Can you transcribe every entry word for word, skipping the images?

* _SUPPLIED DATA_
►
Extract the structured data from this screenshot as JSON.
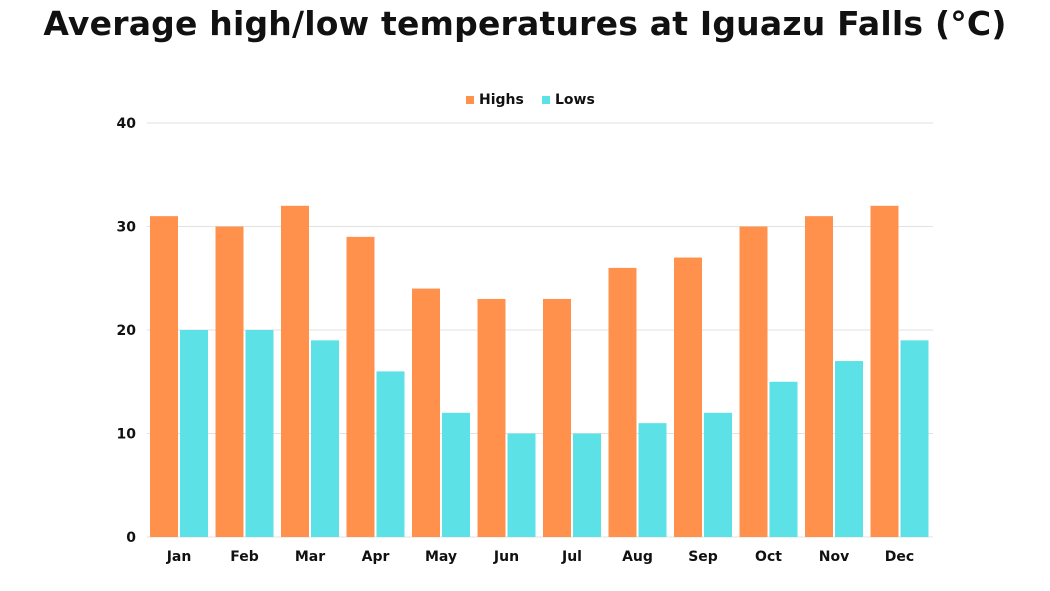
{
  "chart_data": {
    "type": "bar",
    "title": "Average high/low temperatures at Iguazu Falls (°C)",
    "xlabel": "",
    "ylabel": "",
    "categories": [
      "Jan",
      "Feb",
      "Mar",
      "Apr",
      "May",
      "Jun",
      "Jul",
      "Aug",
      "Sep",
      "Oct",
      "Nov",
      "Dec"
    ],
    "series": [
      {
        "name": "Highs",
        "color": "#FF914D",
        "values": [
          31,
          30,
          32,
          29,
          24,
          23,
          23,
          26,
          27,
          30,
          31,
          32
        ]
      },
      {
        "name": "Lows",
        "color": "#5CE1E6",
        "values": [
          20,
          20,
          19,
          16,
          12,
          10,
          10,
          11,
          12,
          15,
          17,
          19
        ]
      }
    ],
    "ylim": [
      0,
      40
    ],
    "yticks": [
      0,
      10,
      20,
      30,
      40
    ],
    "grid": true,
    "legend_position": "top-center"
  }
}
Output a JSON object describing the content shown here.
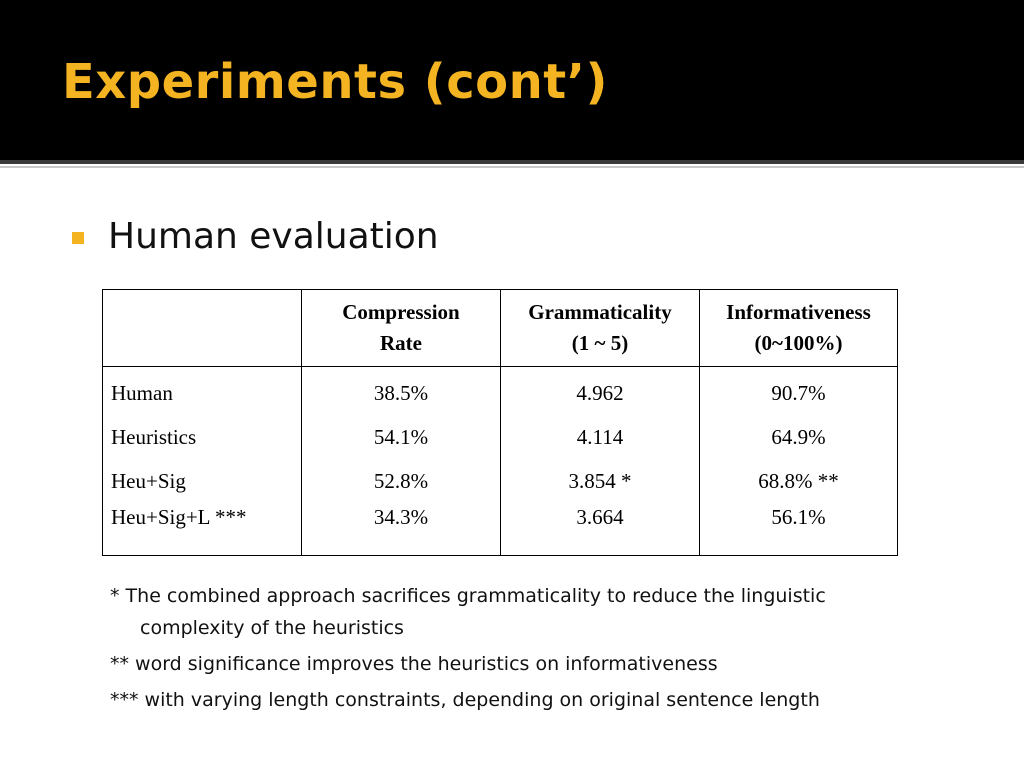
{
  "slide": {
    "title": "Experiments (cont’)",
    "bullet": "Human evaluation"
  },
  "table": {
    "headers": [
      {
        "line1": "",
        "line2": ""
      },
      {
        "line1": "Compression",
        "line2": "Rate"
      },
      {
        "line1": "Grammaticality",
        "line2": "(1 ~ 5)"
      },
      {
        "line1": "Informativeness",
        "line2": "(0~100%)"
      }
    ],
    "rows": [
      {
        "name": "Human",
        "compression": "38.5%",
        "grammaticality": "4.962",
        "informativeness": "90.7%"
      },
      {
        "name": "Heuristics",
        "compression": "54.1%",
        "grammaticality": "4.114",
        "informativeness": "64.9%"
      },
      {
        "name": "Heu+Sig",
        "compression": "52.8%",
        "grammaticality": "3.854 *",
        "informativeness": "68.8% **"
      },
      {
        "name": "Heu+Sig+L ***",
        "compression": "34.3%",
        "grammaticality": "3.664",
        "informativeness": "56.1%"
      }
    ]
  },
  "notes": [
    "* The combined approach sacrifices grammaticality to reduce the linguistic complexity of the heuristics",
    "** word significance improves the heuristics on informativeness",
    "*** with varying length constraints, depending on original sentence length"
  ],
  "colors": {
    "title_bar": "#000000",
    "title_text": "#f4b321",
    "bullet": "#f4b321",
    "body_text": "#111111"
  }
}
◄
* _EXERCISE RESPONSE_
Extract the structured data from this screenshot as JSON.
{
  "chart_data": {
    "type": "bar",
    "title": "Average high/low temperatures at Iguazu Falls (°C)",
    "xlabel": "",
    "ylabel": "",
    "categories": [
      "Jan",
      "Feb",
      "Mar",
      "Apr",
      "May",
      "Jun",
      "Jul",
      "Aug",
      "Sep",
      "Oct",
      "Nov",
      "Dec"
    ],
    "series": [
      {
        "name": "Highs",
        "color": "#FF914D",
        "values": [
          31,
          30,
          32,
          29,
          24,
          23,
          23,
          26,
          27,
          30,
          31,
          32
        ]
      },
      {
        "name": "Lows",
        "color": "#5CE1E6",
        "values": [
          20,
          20,
          19,
          16,
          12,
          10,
          10,
          11,
          12,
          15,
          17,
          19
        ]
      }
    ],
    "ylim": [
      0,
      40
    ],
    "yticks": [
      0,
      10,
      20,
      30,
      40
    ],
    "grid": true,
    "legend_position": "top-center"
  }
}
Output a JSON object describing the content shown here.
{
  "slide": {
    "title": "Experiments (cont’)",
    "bullet": "Human evaluation"
  },
  "table": {
    "headers": [
      {
        "line1": "",
        "line2": ""
      },
      {
        "line1": "Compression",
        "line2": "Rate"
      },
      {
        "line1": "Grammaticality",
        "line2": "(1 ~ 5)"
      },
      {
        "line1": "Informativeness",
        "line2": "(0~100%)"
      }
    ],
    "rows": [
      {
        "name": "Human",
        "compression": "38.5%",
        "grammaticality": "4.962",
        "informativeness": "90.7%"
      },
      {
        "name": "Heuristics",
        "compression": "54.1%",
        "grammaticality": "4.114",
        "informativeness": "64.9%"
      },
      {
        "name": "Heu+Sig",
        "compression": "52.8%",
        "grammaticality": "3.854 *",
        "informativeness": "68.8% **"
      },
      {
        "name": "Heu+Sig+L ***",
        "compression": "34.3%",
        "grammaticality": "3.664",
        "informativeness": "56.1%"
      }
    ]
  },
  "notes": [
    "* The combined approach sacrifices grammaticality to reduce the linguistic complexity of the heuristics",
    "** word significance improves the heuristics on informativeness",
    "*** with varying length constraints, depending on original sentence length"
  ],
  "colors": {
    "title_bar": "#000000",
    "title_text": "#f4b321",
    "bullet": "#f4b321",
    "body_text": "#111111"
  }
}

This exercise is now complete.